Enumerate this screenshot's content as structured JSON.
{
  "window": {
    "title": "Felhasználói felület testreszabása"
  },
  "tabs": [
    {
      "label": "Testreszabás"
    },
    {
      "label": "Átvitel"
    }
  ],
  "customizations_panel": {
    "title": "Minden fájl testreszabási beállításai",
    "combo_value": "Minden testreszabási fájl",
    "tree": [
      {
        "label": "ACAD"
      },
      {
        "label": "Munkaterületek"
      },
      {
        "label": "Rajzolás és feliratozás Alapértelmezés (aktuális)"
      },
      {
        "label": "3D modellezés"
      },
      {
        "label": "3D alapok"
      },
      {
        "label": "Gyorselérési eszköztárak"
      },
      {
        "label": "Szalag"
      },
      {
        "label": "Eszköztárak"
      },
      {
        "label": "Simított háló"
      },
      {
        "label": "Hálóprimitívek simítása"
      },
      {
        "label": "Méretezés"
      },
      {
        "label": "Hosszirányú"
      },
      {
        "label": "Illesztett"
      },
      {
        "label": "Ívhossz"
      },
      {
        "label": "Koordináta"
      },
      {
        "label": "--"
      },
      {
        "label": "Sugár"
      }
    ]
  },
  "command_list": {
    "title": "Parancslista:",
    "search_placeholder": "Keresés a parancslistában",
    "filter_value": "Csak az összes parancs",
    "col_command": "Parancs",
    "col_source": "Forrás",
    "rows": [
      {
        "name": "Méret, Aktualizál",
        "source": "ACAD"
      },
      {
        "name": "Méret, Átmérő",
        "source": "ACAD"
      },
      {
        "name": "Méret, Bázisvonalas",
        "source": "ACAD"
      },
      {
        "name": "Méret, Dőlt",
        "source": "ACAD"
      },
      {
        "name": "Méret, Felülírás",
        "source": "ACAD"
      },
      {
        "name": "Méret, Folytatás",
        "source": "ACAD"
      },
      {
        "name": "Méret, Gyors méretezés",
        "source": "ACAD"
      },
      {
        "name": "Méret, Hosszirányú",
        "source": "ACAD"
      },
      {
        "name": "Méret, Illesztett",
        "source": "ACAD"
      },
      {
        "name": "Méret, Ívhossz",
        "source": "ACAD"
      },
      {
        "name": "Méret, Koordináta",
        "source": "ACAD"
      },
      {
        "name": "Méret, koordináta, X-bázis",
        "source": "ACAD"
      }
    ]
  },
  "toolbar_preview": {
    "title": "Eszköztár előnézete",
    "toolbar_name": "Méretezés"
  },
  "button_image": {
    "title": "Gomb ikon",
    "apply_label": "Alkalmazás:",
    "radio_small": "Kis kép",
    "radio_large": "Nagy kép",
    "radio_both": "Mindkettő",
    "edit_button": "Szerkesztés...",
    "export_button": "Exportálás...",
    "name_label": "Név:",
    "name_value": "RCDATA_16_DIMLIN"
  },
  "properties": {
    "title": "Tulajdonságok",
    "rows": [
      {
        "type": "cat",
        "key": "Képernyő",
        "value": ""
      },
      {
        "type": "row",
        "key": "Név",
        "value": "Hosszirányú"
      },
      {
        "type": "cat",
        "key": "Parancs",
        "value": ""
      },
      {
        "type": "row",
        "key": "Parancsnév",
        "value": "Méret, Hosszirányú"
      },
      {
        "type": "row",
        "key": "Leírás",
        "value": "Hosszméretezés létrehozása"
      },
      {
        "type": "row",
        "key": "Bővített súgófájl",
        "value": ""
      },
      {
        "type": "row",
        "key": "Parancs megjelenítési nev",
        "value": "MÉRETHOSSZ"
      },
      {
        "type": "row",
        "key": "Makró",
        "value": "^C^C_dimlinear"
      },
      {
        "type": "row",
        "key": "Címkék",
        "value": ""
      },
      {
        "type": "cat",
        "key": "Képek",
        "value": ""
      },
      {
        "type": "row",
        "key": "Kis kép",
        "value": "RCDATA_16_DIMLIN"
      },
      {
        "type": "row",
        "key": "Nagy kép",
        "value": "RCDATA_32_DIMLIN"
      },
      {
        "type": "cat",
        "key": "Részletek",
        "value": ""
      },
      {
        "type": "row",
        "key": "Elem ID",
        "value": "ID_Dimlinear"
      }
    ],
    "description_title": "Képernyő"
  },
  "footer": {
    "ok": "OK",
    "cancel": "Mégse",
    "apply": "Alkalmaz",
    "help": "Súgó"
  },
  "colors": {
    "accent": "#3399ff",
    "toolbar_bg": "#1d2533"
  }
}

● ● ● ●

STATED EXERCISE - Type out all of the material again, word for word.

EXERCISE ANSWER -
Enumerate this screenshot's content as structured JSON.
{
  "window": {
    "title": "Felhasználói felület testreszabása"
  },
  "tabs": [
    {
      "label": "Testreszabás"
    },
    {
      "label": "Átvitel"
    }
  ],
  "customizations_panel": {
    "title": "Minden fájl testreszabási beállításai",
    "combo_value": "Minden testreszabási fájl",
    "tree": [
      {
        "label": "ACAD"
      },
      {
        "label": "Munkaterületek"
      },
      {
        "label": "Rajzolás és feliratozás Alapértelmezés (aktuális)"
      },
      {
        "label": "3D modellezés"
      },
      {
        "label": "3D alapok"
      },
      {
        "label": "Gyorselérési eszköztárak"
      },
      {
        "label": "Szalag"
      },
      {
        "label": "Eszköztárak"
      },
      {
        "label": "Simított háló"
      },
      {
        "label": "Hálóprimitívek simítása"
      },
      {
        "label": "Méretezés"
      },
      {
        "label": "Hosszirányú"
      },
      {
        "label": "Illesztett"
      },
      {
        "label": "Ívhossz"
      },
      {
        "label": "Koordináta"
      },
      {
        "label": "--"
      },
      {
        "label": "Sugár"
      }
    ]
  },
  "command_list": {
    "title": "Parancslista:",
    "search_placeholder": "Keresés a parancslistában",
    "filter_value": "Csak az összes parancs",
    "col_command": "Parancs",
    "col_source": "Forrás",
    "rows": [
      {
        "name": "Méret, Aktualizál",
        "source": "ACAD"
      },
      {
        "name": "Méret, Átmérő",
        "source": "ACAD"
      },
      {
        "name": "Méret, Bázisvonalas",
        "source": "ACAD"
      },
      {
        "name": "Méret, Dőlt",
        "source": "ACAD"
      },
      {
        "name": "Méret, Felülírás",
        "source": "ACAD"
      },
      {
        "name": "Méret, Folytatás",
        "source": "ACAD"
      },
      {
        "name": "Méret, Gyors méretezés",
        "source": "ACAD"
      },
      {
        "name": "Méret, Hosszirányú",
        "source": "ACAD"
      },
      {
        "name": "Méret, Illesztett",
        "source": "ACAD"
      },
      {
        "name": "Méret, Ívhossz",
        "source": "ACAD"
      },
      {
        "name": "Méret, Koordináta",
        "source": "ACAD"
      },
      {
        "name": "Méret, koordináta, X-bázis",
        "source": "ACAD"
      }
    ]
  },
  "toolbar_preview": {
    "title": "Eszköztár előnézete",
    "toolbar_name": "Méretezés"
  },
  "button_image": {
    "title": "Gomb ikon",
    "apply_label": "Alkalmazás:",
    "radio_small": "Kis kép",
    "radio_large": "Nagy kép",
    "radio_both": "Mindkettő",
    "edit_button": "Szerkesztés...",
    "export_button": "Exportálás...",
    "name_label": "Név:",
    "name_value": "RCDATA_16_DIMLIN"
  },
  "properties": {
    "title": "Tulajdonságok",
    "rows": [
      {
        "type": "cat",
        "key": "Képernyő",
        "value": ""
      },
      {
        "type": "row",
        "key": "Név",
        "value": "Hosszirányú"
      },
      {
        "type": "cat",
        "key": "Parancs",
        "value": ""
      },
      {
        "type": "row",
        "key": "Parancsnév",
        "value": "Méret, Hosszirányú"
      },
      {
        "type": "row",
        "key": "Leírás",
        "value": "Hosszméretezés létrehozása"
      },
      {
        "type": "row",
        "key": "Bővített súgófájl",
        "value": ""
      },
      {
        "type": "row",
        "key": "Parancs megjelenítési nev",
        "value": "MÉRETHOSSZ"
      },
      {
        "type": "row",
        "key": "Makró",
        "value": "^C^C_dimlinear"
      },
      {
        "type": "row",
        "key": "Címkék",
        "value": ""
      },
      {
        "type": "cat",
        "key": "Képek",
        "value": ""
      },
      {
        "type": "row",
        "key": "Kis kép",
        "value": "RCDATA_16_DIMLIN"
      },
      {
        "type": "row",
        "key": "Nagy kép",
        "value": "RCDATA_32_DIMLIN"
      },
      {
        "type": "cat",
        "key": "Részletek",
        "value": ""
      },
      {
        "type": "row",
        "key": "Elem ID",
        "value": "ID_Dimlinear"
      }
    ],
    "description_title": "Képernyő"
  },
  "footer": {
    "ok": "OK",
    "cancel": "Mégse",
    "apply": "Alkalmaz",
    "help": "Súgó"
  },
  "colors": {
    "accent": "#3399ff",
    "toolbar_bg": "#1d2533"
  }
}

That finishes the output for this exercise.